In the first listing, present the lines as a Markdown table with columns Row and Entry, beginning at the line containing "bar-1 <box>170 130 231 506</box>" and ending at the line containing "chart-note: (INFRACCIONES PENALES". Leave out blank lines.

** START OF GIVEN RECORDS **

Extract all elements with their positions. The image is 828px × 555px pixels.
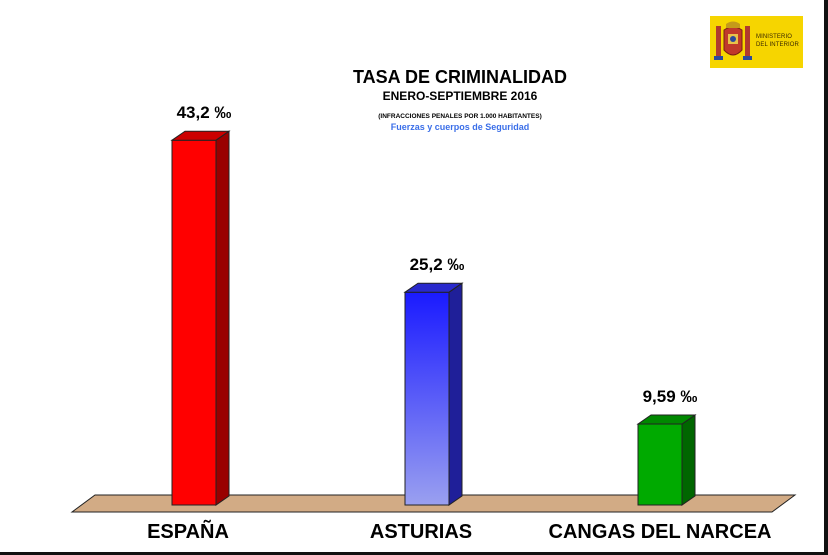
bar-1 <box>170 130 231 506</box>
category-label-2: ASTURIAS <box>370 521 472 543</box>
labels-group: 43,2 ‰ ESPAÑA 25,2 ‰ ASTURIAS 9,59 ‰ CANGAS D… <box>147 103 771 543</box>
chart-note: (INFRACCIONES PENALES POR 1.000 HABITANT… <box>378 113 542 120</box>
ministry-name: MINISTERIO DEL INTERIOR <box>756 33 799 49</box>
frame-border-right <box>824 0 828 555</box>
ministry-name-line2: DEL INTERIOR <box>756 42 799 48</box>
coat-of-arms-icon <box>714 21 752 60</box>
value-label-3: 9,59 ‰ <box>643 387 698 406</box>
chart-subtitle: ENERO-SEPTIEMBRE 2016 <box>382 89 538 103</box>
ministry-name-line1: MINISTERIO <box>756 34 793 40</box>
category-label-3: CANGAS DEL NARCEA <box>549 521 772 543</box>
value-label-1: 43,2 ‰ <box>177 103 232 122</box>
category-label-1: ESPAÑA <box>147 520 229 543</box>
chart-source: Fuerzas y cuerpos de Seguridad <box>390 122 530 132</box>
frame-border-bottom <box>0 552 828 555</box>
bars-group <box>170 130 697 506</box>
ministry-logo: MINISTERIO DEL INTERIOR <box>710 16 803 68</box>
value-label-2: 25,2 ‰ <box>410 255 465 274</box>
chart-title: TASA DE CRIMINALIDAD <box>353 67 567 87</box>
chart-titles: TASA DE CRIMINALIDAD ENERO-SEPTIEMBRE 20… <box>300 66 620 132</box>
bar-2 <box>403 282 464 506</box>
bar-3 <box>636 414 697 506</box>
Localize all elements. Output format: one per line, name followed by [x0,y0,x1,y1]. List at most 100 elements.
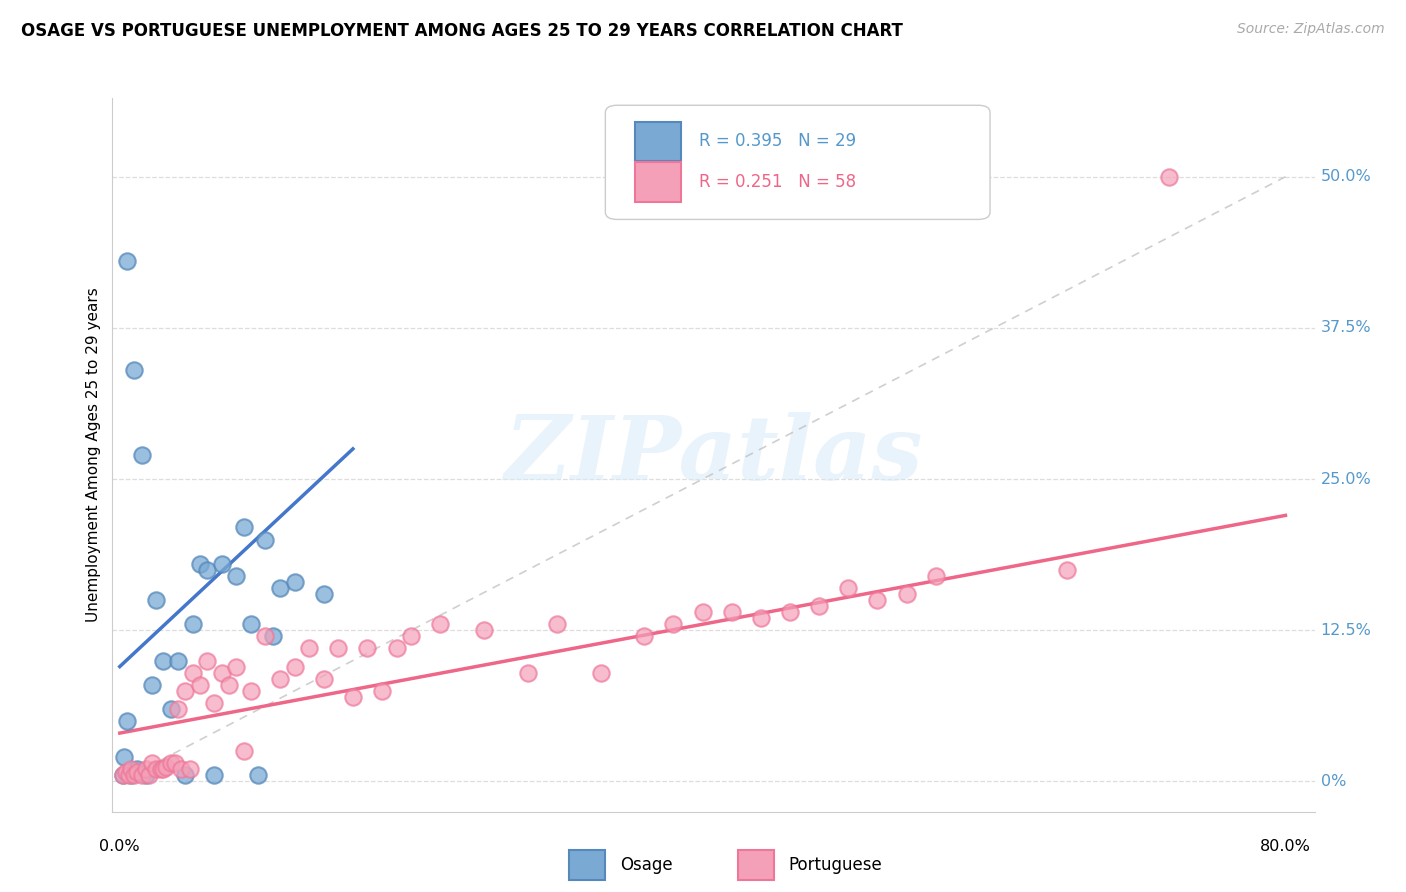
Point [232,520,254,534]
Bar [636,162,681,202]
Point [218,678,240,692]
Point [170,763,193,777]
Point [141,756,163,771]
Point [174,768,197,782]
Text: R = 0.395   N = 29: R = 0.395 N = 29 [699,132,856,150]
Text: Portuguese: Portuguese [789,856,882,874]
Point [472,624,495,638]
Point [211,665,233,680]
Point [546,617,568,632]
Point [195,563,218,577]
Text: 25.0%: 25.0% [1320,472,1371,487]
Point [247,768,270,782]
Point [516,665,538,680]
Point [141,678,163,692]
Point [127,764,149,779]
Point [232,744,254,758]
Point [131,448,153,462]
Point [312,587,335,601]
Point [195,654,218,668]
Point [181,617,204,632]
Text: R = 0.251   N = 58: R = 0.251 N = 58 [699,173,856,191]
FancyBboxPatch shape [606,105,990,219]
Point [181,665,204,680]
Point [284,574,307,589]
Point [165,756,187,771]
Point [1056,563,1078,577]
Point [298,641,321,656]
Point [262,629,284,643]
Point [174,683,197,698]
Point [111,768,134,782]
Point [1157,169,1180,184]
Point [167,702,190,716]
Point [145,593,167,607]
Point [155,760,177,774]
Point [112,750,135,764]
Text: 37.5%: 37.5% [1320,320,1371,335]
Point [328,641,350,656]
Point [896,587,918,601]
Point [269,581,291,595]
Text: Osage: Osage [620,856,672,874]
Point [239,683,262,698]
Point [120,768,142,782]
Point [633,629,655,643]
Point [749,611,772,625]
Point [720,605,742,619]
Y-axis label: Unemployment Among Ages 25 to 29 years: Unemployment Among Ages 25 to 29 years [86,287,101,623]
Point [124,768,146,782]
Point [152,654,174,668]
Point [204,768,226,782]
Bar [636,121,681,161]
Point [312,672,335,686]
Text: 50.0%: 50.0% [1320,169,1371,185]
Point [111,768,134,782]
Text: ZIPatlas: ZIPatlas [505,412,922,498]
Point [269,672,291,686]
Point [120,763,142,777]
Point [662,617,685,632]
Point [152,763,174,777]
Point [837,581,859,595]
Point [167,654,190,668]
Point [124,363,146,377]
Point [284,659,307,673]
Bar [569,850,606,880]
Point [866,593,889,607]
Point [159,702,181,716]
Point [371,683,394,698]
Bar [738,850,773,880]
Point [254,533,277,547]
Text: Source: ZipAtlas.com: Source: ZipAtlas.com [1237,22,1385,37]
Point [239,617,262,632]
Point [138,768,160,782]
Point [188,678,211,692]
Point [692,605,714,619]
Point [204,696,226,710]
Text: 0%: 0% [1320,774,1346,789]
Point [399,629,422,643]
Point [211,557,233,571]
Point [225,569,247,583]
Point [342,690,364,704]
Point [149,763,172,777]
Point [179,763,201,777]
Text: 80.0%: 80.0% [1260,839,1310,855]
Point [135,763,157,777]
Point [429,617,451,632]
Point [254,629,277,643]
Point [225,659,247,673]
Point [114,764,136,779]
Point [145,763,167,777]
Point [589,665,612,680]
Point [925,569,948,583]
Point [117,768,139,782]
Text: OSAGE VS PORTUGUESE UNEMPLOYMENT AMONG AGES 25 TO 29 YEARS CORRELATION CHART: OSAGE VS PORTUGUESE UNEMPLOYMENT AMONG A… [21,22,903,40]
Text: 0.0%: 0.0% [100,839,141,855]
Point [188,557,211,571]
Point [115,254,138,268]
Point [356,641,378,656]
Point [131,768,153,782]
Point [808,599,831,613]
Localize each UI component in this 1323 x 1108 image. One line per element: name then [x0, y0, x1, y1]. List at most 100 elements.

** END OF GIVEN RECORDS **
** START OF GIVEN RECORDS **

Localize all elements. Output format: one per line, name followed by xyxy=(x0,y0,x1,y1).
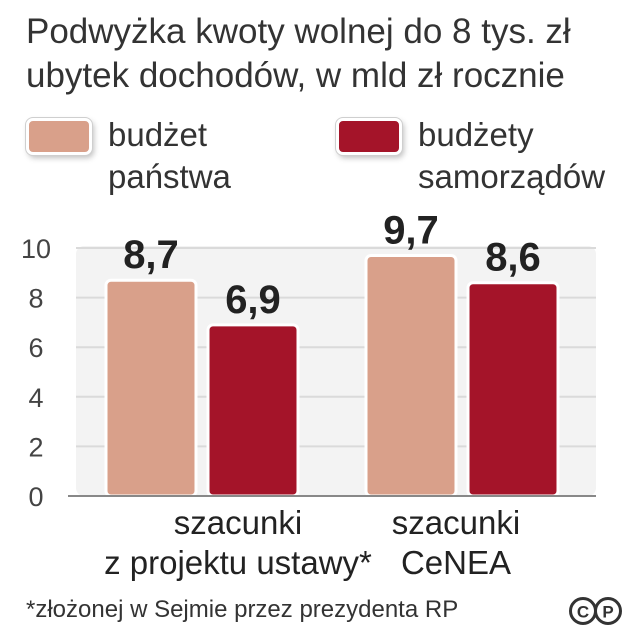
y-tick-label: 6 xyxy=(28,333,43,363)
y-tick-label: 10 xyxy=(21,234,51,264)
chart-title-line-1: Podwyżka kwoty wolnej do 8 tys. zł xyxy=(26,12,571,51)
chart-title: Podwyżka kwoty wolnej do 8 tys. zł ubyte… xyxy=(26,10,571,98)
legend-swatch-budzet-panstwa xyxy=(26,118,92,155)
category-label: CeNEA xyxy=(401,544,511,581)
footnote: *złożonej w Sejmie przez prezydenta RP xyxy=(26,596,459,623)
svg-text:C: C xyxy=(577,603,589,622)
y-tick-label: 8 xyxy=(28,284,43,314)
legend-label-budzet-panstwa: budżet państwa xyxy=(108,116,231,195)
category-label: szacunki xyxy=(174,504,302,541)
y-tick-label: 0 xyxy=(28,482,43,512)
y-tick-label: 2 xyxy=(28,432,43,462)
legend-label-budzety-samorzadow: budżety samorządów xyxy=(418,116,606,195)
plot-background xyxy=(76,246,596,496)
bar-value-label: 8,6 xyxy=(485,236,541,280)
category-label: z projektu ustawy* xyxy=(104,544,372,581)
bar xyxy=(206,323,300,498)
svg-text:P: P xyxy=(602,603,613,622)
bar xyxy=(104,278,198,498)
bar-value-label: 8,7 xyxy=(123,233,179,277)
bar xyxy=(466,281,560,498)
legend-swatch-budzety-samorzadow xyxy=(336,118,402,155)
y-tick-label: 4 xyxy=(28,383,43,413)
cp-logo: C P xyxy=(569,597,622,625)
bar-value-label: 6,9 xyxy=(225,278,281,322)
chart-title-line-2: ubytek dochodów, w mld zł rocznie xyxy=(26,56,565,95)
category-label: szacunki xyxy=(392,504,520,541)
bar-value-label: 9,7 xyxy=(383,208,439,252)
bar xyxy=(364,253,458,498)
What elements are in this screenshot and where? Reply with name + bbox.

** END OF GIVEN RECORDS **

REPLY:
| Row | Entry |
|---|---|
| 1 | bar-1 <box>170 130 231 506</box> |
| 2 | category-label-2: ASTURIAS <box>370 521 472 543</box> |
| 3 | labels-group: 43,2 ‰ ESPAÑA 25,2 ‰ ASTURIAS 9,59 ‰ CANGAS D… <box>147 103 771 543</box> |
| 4 | chart-note: (INFRACCIONES PENALES POR 1.000 HABITANT… <box>378 113 542 120</box> |